┌─ Available data

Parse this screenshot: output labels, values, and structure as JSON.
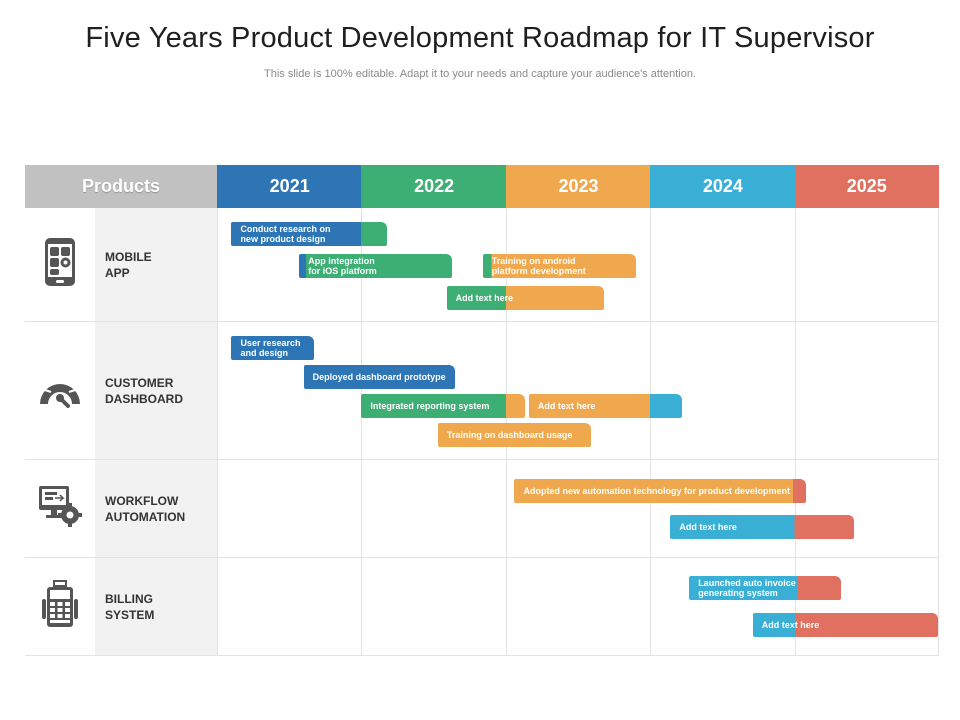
{
  "title": "Five Years Product Development Roadmap for IT Supervisor",
  "subtitle": "This slide is 100% editable. Adapt it to your needs and capture your audience's attention.",
  "colors": {
    "2021": "#2e75b6",
    "2022": "#3dae74",
    "2023": "#f0a84e",
    "2024": "#3aafd6",
    "2025": "#e07060",
    "products_header": "#c1c1c1"
  },
  "header": {
    "products_label": "Products",
    "years": [
      "2021",
      "2022",
      "2023",
      "2024",
      "2025"
    ]
  },
  "rows": [
    {
      "label": "MOBILE\nAPP",
      "icon": "mobile-app-icon",
      "bars": [
        {
          "text": "Conduct research on\nnew product design",
          "start": 2021.1,
          "end": 2022.18,
          "split": 2022.0
        },
        {
          "text": "App integration\nfor iOS platform",
          "start": 2021.57,
          "end": 2022.63,
          "split": 2021.62
        },
        {
          "text": "Training on android\nplatform development",
          "start": 2022.84,
          "end": 2023.9,
          "split": 2022.9
        },
        {
          "text": "Add text here",
          "start": 2022.59,
          "end": 2023.68,
          "split": 2023.0
        }
      ]
    },
    {
      "label": "CUSTOMER\nDASHBOARD",
      "icon": "customer-dashboard-icon",
      "bars": [
        {
          "text": "User research\nand design",
          "start": 2021.1,
          "end": 2021.67,
          "split": 2021.67
        },
        {
          "text": "Deployed dashboard prototype",
          "start": 2021.6,
          "end": 2022.65,
          "split": 2022.65
        },
        {
          "text": "Integrated reporting system",
          "start": 2022.0,
          "end": 2023.13,
          "split": 2023.0
        },
        {
          "text": "Add text here",
          "start": 2023.16,
          "end": 2024.22,
          "split": 2024.0
        },
        {
          "text": "Training on dashboard usage",
          "start": 2022.53,
          "end": 2023.59,
          "split": 2022.53
        }
      ]
    },
    {
      "label": "WORKFLOW\nAUTOMATION",
      "icon": "workflow-automation-icon",
      "bars": [
        {
          "text": "Adopted new automation technology for product development",
          "start": 2023.06,
          "end": 2025.08,
          "split": 2024.99
        },
        {
          "text": "Add text here",
          "start": 2024.14,
          "end": 2025.41,
          "split": 2025.0
        }
      ]
    },
    {
      "label": "BILLING\nSYSTEM",
      "icon": "billing-system-icon",
      "bars": [
        {
          "text": "Launched auto invoice\ngenerating system",
          "start": 2024.27,
          "end": 2025.32,
          "split": 2025.02
        },
        {
          "text": "Add text here",
          "start": 2024.71,
          "end": 2025.99,
          "split": 2025.0
        }
      ]
    }
  ]
}
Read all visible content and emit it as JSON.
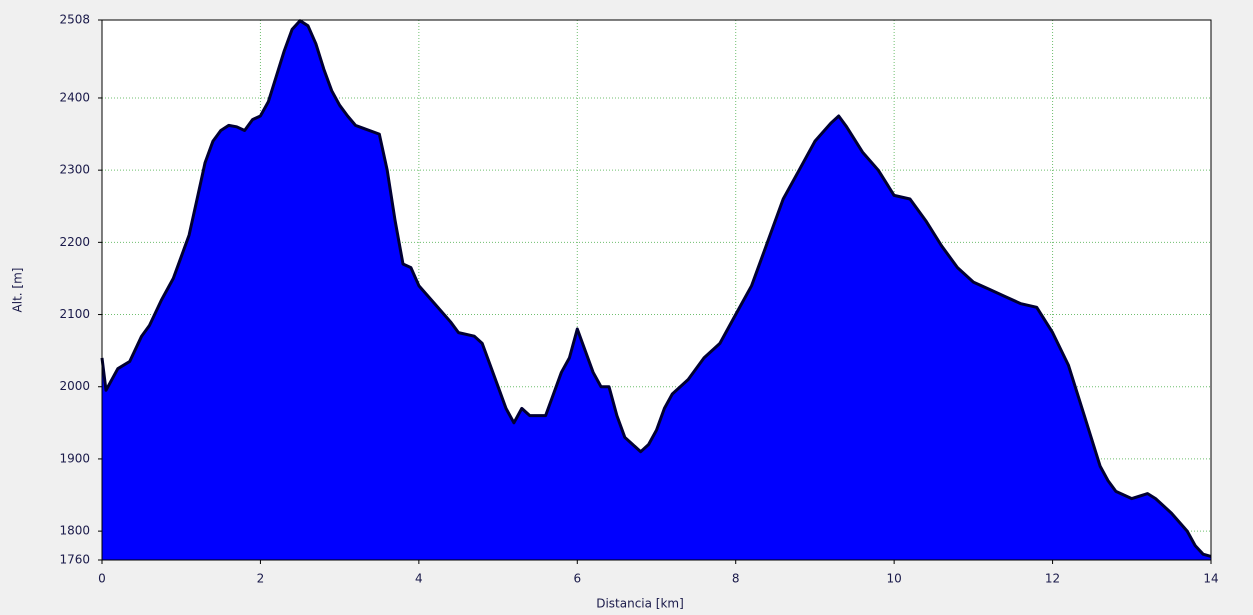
{
  "chart_data": {
    "type": "area",
    "x_label": "Distancia [km]",
    "y_label": "Alt. [m]",
    "x": [
      0,
      0.05,
      0.2,
      0.35,
      0.5,
      0.6,
      0.75,
      0.9,
      1.0,
      1.1,
      1.2,
      1.3,
      1.4,
      1.5,
      1.6,
      1.7,
      1.8,
      1.9,
      2.0,
      2.1,
      2.2,
      2.3,
      2.4,
      2.5,
      2.6,
      2.7,
      2.8,
      2.9,
      3.0,
      3.1,
      3.2,
      3.3,
      3.5,
      3.6,
      3.7,
      3.8,
      3.9,
      4.0,
      4.2,
      4.4,
      4.5,
      4.7,
      4.8,
      4.9,
      5.0,
      5.1,
      5.2,
      5.3,
      5.4,
      5.6,
      5.7,
      5.8,
      5.9,
      6.0,
      6.1,
      6.2,
      6.3,
      6.4,
      6.5,
      6.6,
      6.7,
      6.8,
      6.9,
      7.0,
      7.1,
      7.2,
      7.4,
      7.6,
      7.8,
      8.0,
      8.2,
      8.4,
      8.6,
      8.8,
      9.0,
      9.2,
      9.3,
      9.4,
      9.6,
      9.8,
      10.0,
      10.2,
      10.4,
      10.6,
      10.8,
      11.0,
      11.2,
      11.4,
      11.6,
      11.8,
      12.0,
      12.2,
      12.4,
      12.6,
      12.7,
      12.8,
      13.0,
      13.2,
      13.3,
      13.5,
      13.7,
      13.8,
      13.9,
      14.0
    ],
    "values": [
      2040,
      1995,
      2025,
      2035,
      2070,
      2085,
      2120,
      2150,
      2180,
      2210,
      2260,
      2310,
      2340,
      2355,
      2362,
      2360,
      2355,
      2370,
      2375,
      2395,
      2430,
      2465,
      2495,
      2507,
      2500,
      2475,
      2440,
      2410,
      2390,
      2375,
      2362,
      2358,
      2350,
      2300,
      2230,
      2170,
      2165,
      2140,
      2115,
      2090,
      2075,
      2070,
      2060,
      2030,
      2000,
      1970,
      1950,
      1970,
      1960,
      1960,
      1990,
      2020,
      2040,
      2080,
      2050,
      2020,
      2000,
      2000,
      1960,
      1930,
      1920,
      1910,
      1920,
      1940,
      1970,
      1990,
      2010,
      2040,
      2060,
      2100,
      2140,
      2200,
      2260,
      2300,
      2340,
      2365,
      2375,
      2360,
      2325,
      2300,
      2265,
      2260,
      2230,
      2195,
      2165,
      2145,
      2135,
      2125,
      2115,
      2110,
      2075,
      2030,
      1960,
      1890,
      1870,
      1855,
      1845,
      1852,
      1845,
      1825,
      1800,
      1780,
      1768,
      1765
    ],
    "color": "#0000ff",
    "line_color": "#000033",
    "xlim": [
      0,
      14
    ],
    "xticks": [
      0,
      2,
      4,
      6,
      8,
      10,
      12,
      14
    ],
    "ylim": [
      1760,
      2508
    ],
    "yticks": [
      1760,
      1800,
      1900,
      2000,
      2100,
      2200,
      2300,
      2400,
      2508
    ],
    "grid": true
  }
}
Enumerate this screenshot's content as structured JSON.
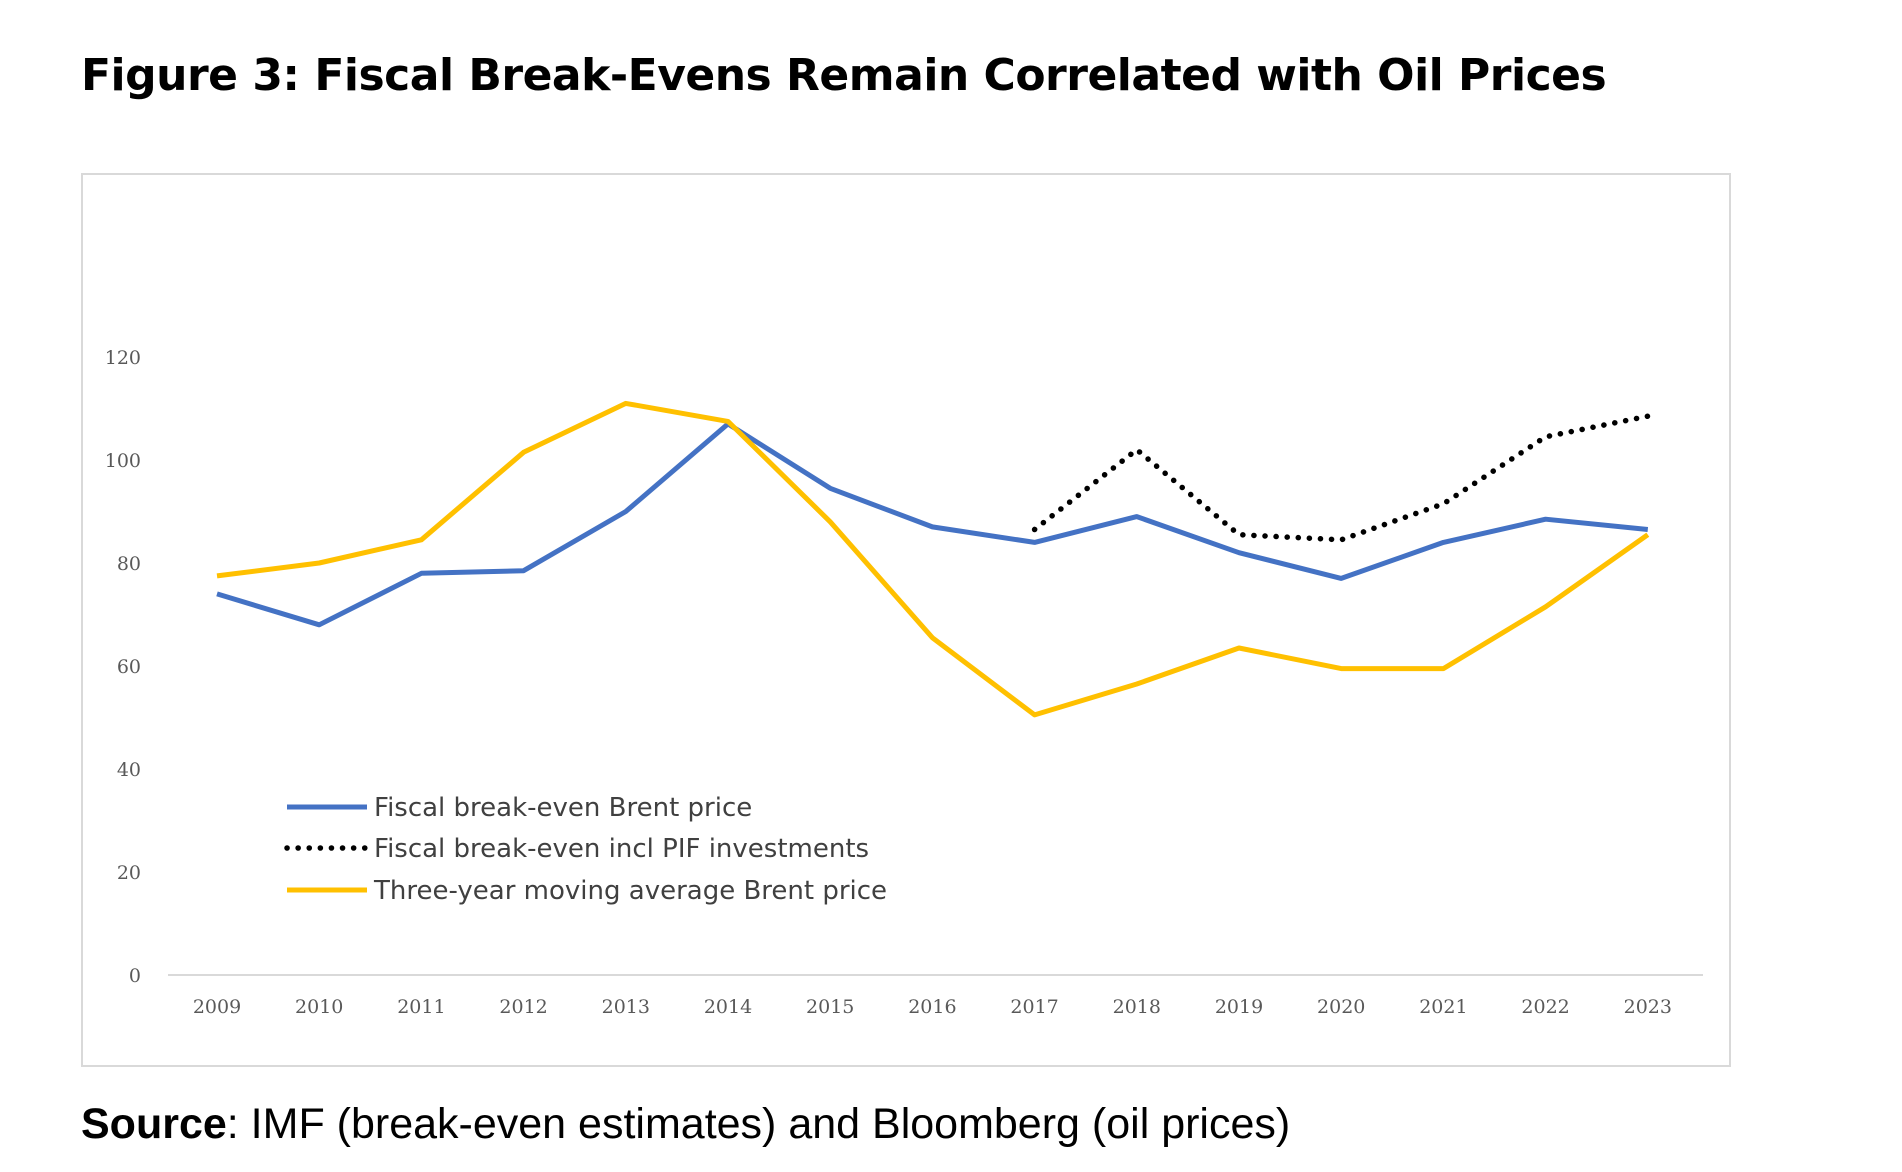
{
  "figure": {
    "title": "Figure 3: Fiscal Break-Evens Remain Correlated with Oil Prices",
    "source_label": "Source",
    "source_text": ": IMF (break-even estimates) and Bloomberg (oil prices)"
  },
  "chart_data": {
    "type": "line",
    "title": "",
    "xlabel": "",
    "ylabel": "",
    "categories": [
      "2009",
      "2010",
      "2011",
      "2012",
      "2013",
      "2014",
      "2015",
      "2016",
      "2017",
      "2018",
      "2019",
      "2020",
      "2021",
      "2022",
      "2023"
    ],
    "ylim": [
      0,
      120
    ],
    "yticks": [
      "0",
      "20",
      "40",
      "60",
      "80",
      "100",
      "120"
    ],
    "grid": false,
    "legend_position": "lower-left",
    "series": [
      {
        "name": "Fiscal break-even Brent price",
        "color": "#4472c4",
        "style": "solid",
        "values": [
          74,
          68,
          78,
          78.5,
          90,
          107,
          94.5,
          87,
          84,
          89,
          82,
          77,
          84,
          88.5,
          86.5
        ]
      },
      {
        "name": "Fiscal break-even incl PIF investments",
        "color": "#000000",
        "style": "dotted",
        "values": [
          null,
          null,
          null,
          null,
          null,
          null,
          null,
          null,
          86.5,
          102,
          85.5,
          84.5,
          91.5,
          104.5,
          108.5
        ]
      },
      {
        "name": "Three-year moving average Brent price",
        "color": "#ffc000",
        "style": "solid",
        "values": [
          77.5,
          80,
          84.5,
          101.5,
          111,
          107.5,
          88,
          65.5,
          50.5,
          56.5,
          63.5,
          59.5,
          59.5,
          71.5,
          85.5
        ]
      }
    ]
  }
}
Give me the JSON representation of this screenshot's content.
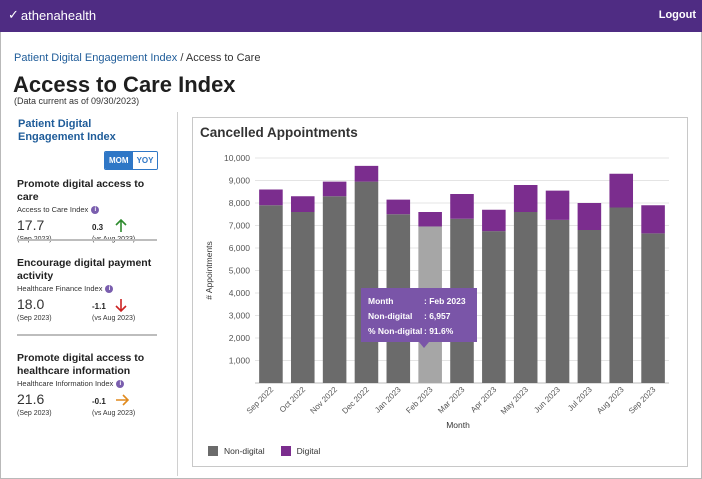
{
  "header": {
    "logo_text": "athenahealth",
    "logout_label": "Logout"
  },
  "breadcrumb": {
    "parent": "Patient Digital Engagement Index",
    "separator": "/",
    "current": "Access to Care"
  },
  "page": {
    "title": "Access to Care Index",
    "subtitle": "(Data current as of 09/30/2023)"
  },
  "sidebar": {
    "title": "Patient Digital Engagement Index",
    "toggle": {
      "mom": "MOM",
      "yoy": "YOY",
      "selected": "MOM"
    },
    "metrics": [
      {
        "title": "Promote digital access to care",
        "index_label": "Access to Care Index",
        "value": "17.7",
        "period": "(Sep 2023)",
        "delta": "0.3",
        "vs": "(vs Aug 2023)",
        "trend": "up",
        "trend_color": "#2e8b2e"
      },
      {
        "title": "Encourage digital payment activity",
        "index_label": "Healthcare Finance Index",
        "value": "18.0",
        "period": "(Sep 2023)",
        "delta": "-1.1",
        "vs": "(vs Aug 2023)",
        "trend": "down",
        "trend_color": "#cc2222"
      },
      {
        "title": "Promote digital access to healthcare information",
        "index_label": "Healthcare Information Index",
        "value": "21.6",
        "period": "(Sep 2023)",
        "delta": "-0.1",
        "vs": "(vs Aug 2023)",
        "trend": "right",
        "trend_color": "#e08a1e"
      }
    ]
  },
  "chart_data": {
    "type": "bar",
    "stacked": true,
    "title": "Cancelled Appointments",
    "xlabel": "Month",
    "ylabel": "# Appointments",
    "ylim": [
      0,
      10000
    ],
    "yticks": [
      "1,000",
      "2,000",
      "3,000",
      "4,000",
      "5,000",
      "6,000",
      "7,000",
      "8,000",
      "9,000",
      "10,000"
    ],
    "categories": [
      "Sep 2022",
      "Oct 2022",
      "Nov 2022",
      "Dec 2022",
      "Jan 2023",
      "Feb 2023",
      "Mar 2023",
      "Apr 2023",
      "May 2023",
      "Jun 2023",
      "Jul 2023",
      "Aug 2023",
      "Sep 2023"
    ],
    "series": [
      {
        "name": "Non-digital",
        "color": "#6b6b6b",
        "values": [
          7900,
          7600,
          8300,
          8950,
          7500,
          6957,
          7300,
          6750,
          7600,
          7250,
          6800,
          7800,
          6650
        ]
      },
      {
        "name": "Digital",
        "color": "#7b2d8e",
        "values": [
          700,
          700,
          650,
          700,
          650,
          643,
          1100,
          950,
          1200,
          1300,
          1200,
          1500,
          1250
        ]
      }
    ],
    "highlight_index": 5,
    "highlight_color": "#a6a6a6",
    "tooltip": {
      "month_label": "Month",
      "month_value": ": Feb 2023",
      "nondigital_label": "Non-digital",
      "nondigital_value": ": 6,957",
      "pct_label": "% Non-digital",
      "pct_value": ": 91.6%"
    },
    "legend_position": "bottom-left",
    "grid": true
  }
}
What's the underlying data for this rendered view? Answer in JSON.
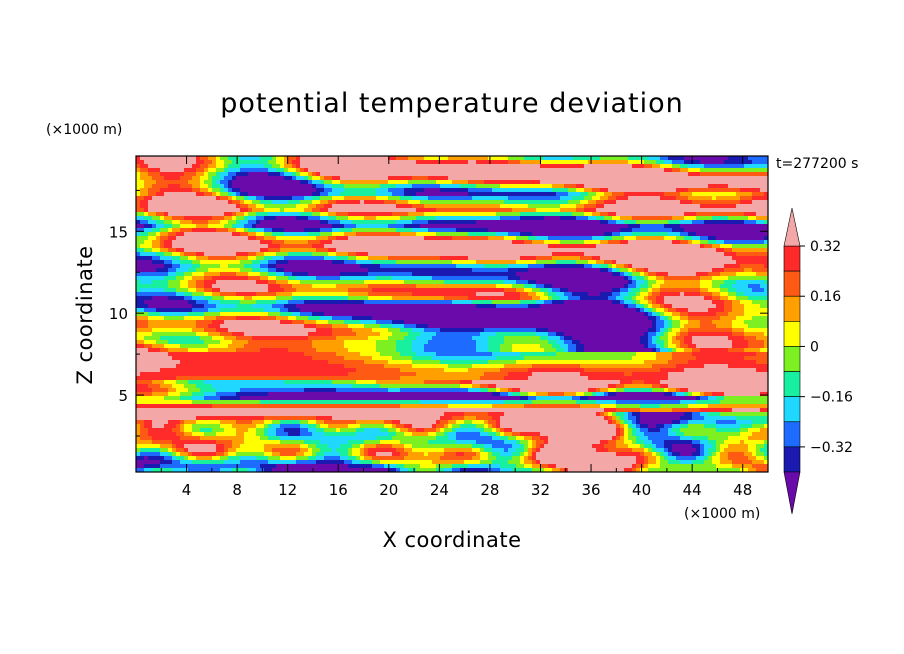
{
  "chart_data": {
    "type": "heatmap",
    "title": "potential temperature deviation",
    "time_label": "t=277200 s",
    "xlabel": "X coordinate",
    "ylabel": "Z coordinate",
    "x_unit": "(×1000 m)",
    "y_unit": "(×1000 m)",
    "xlim": [
      0,
      50
    ],
    "ylim": [
      0.3,
      19.6
    ],
    "x_ticks": [
      4,
      8,
      12,
      16,
      20,
      24,
      28,
      32,
      36,
      40,
      44,
      48
    ],
    "x_tick_labels": [
      "4",
      "8",
      "12",
      "16",
      "20",
      "24",
      "28",
      "32",
      "36",
      "40",
      "44",
      "48"
    ],
    "y_ticks": [
      5,
      10,
      15
    ],
    "y_tick_labels": [
      "5",
      "10",
      "15"
    ],
    "colorbar": {
      "levels": [
        -0.4,
        -0.32,
        -0.24,
        -0.16,
        -0.08,
        0,
        0.08,
        0.16,
        0.24,
        0.32,
        0.4
      ],
      "tick_values": [
        -0.32,
        -0.16,
        0,
        0.16,
        0.32
      ],
      "tick_labels": [
        "−0.32",
        "−0.16",
        "0",
        "0.16",
        "0.32"
      ],
      "colors": [
        "#6a0aaa",
        "#1a1ab0",
        "#1e6bff",
        "#20d8ff",
        "#18f0a0",
        "#7cf020",
        "#ffff00",
        "#ffa000",
        "#ff5a14",
        "#ff2a2a",
        "#f4a7a7"
      ],
      "extend": "both",
      "under_color": "#6a0aaa",
      "over_color": "#f4a7a7"
    }
  }
}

└─

Go through the records and gather the lines that hold "current".

▸ **Exercise answer**:
    "current": "Access to Care"
    "subtitle": "(Data current as of 09/30/2023)"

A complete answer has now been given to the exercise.